**The task**
Rewrite all the rows below, swapping "legend-label" for "legend-entry" and keeping everything else the same. Leave the pictures out of your answer.

**Data for this exercise**
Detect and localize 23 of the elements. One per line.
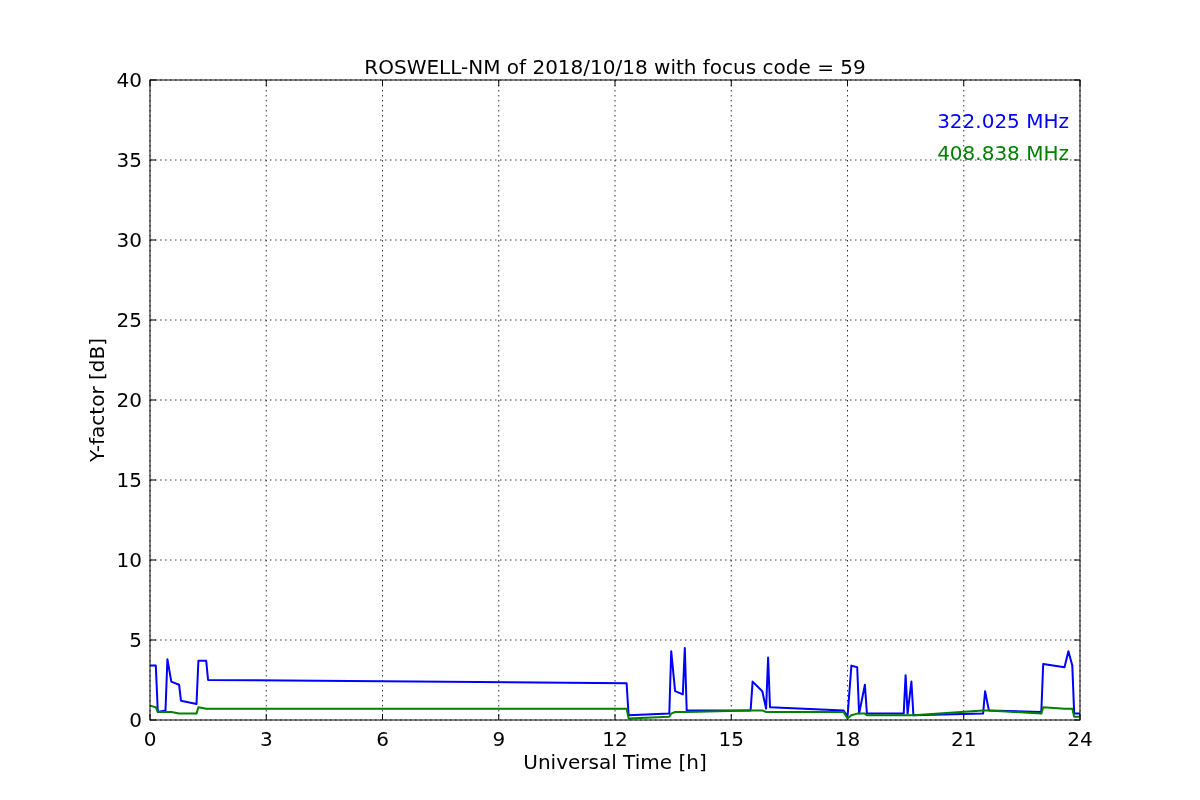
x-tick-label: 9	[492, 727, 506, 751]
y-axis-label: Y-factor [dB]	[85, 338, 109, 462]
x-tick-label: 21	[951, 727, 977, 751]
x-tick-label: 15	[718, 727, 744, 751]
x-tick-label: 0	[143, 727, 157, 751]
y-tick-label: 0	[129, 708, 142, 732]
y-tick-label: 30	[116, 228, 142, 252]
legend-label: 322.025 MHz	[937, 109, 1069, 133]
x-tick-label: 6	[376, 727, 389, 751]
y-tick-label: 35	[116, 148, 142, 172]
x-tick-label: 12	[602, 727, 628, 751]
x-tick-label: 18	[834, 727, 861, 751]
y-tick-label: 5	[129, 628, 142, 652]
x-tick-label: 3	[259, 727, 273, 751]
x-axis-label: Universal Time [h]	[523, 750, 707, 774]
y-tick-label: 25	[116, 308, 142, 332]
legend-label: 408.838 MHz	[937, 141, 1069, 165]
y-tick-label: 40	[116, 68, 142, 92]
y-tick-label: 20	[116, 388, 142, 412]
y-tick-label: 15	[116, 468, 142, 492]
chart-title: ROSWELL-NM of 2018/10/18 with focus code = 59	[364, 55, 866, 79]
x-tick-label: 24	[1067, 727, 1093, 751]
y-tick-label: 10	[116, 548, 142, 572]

**Result of this exercise**
Detect and localize 23 of the elements. One per line.
x-tick-label: 9	[492, 727, 506, 751]
y-axis-label: Y-factor [dB]	[85, 338, 109, 462]
x-tick-label: 21	[951, 727, 977, 751]
x-tick-label: 15	[718, 727, 744, 751]
x-tick-label: 0	[143, 727, 157, 751]
y-tick-label: 0	[129, 708, 142, 732]
y-tick-label: 30	[116, 228, 142, 252]
legend-entry: 322.025 MHz	[937, 109, 1069, 133]
x-tick-label: 6	[376, 727, 389, 751]
y-tick-label: 35	[116, 148, 142, 172]
x-tick-label: 12	[602, 727, 628, 751]
x-tick-label: 18	[834, 727, 861, 751]
y-tick-label: 5	[129, 628, 142, 652]
x-tick-label: 3	[259, 727, 273, 751]
x-axis-label: Universal Time [h]	[523, 750, 707, 774]
y-tick-label: 25	[116, 308, 142, 332]
legend-entry: 408.838 MHz	[937, 141, 1069, 165]
y-tick-label: 40	[116, 68, 142, 92]
y-tick-label: 20	[116, 388, 142, 412]
y-tick-label: 15	[116, 468, 142, 492]
chart-title: ROSWELL-NM of 2018/10/18 with focus code = 59	[364, 55, 866, 79]
x-tick-label: 24	[1067, 727, 1093, 751]
y-tick-label: 10	[116, 548, 142, 572]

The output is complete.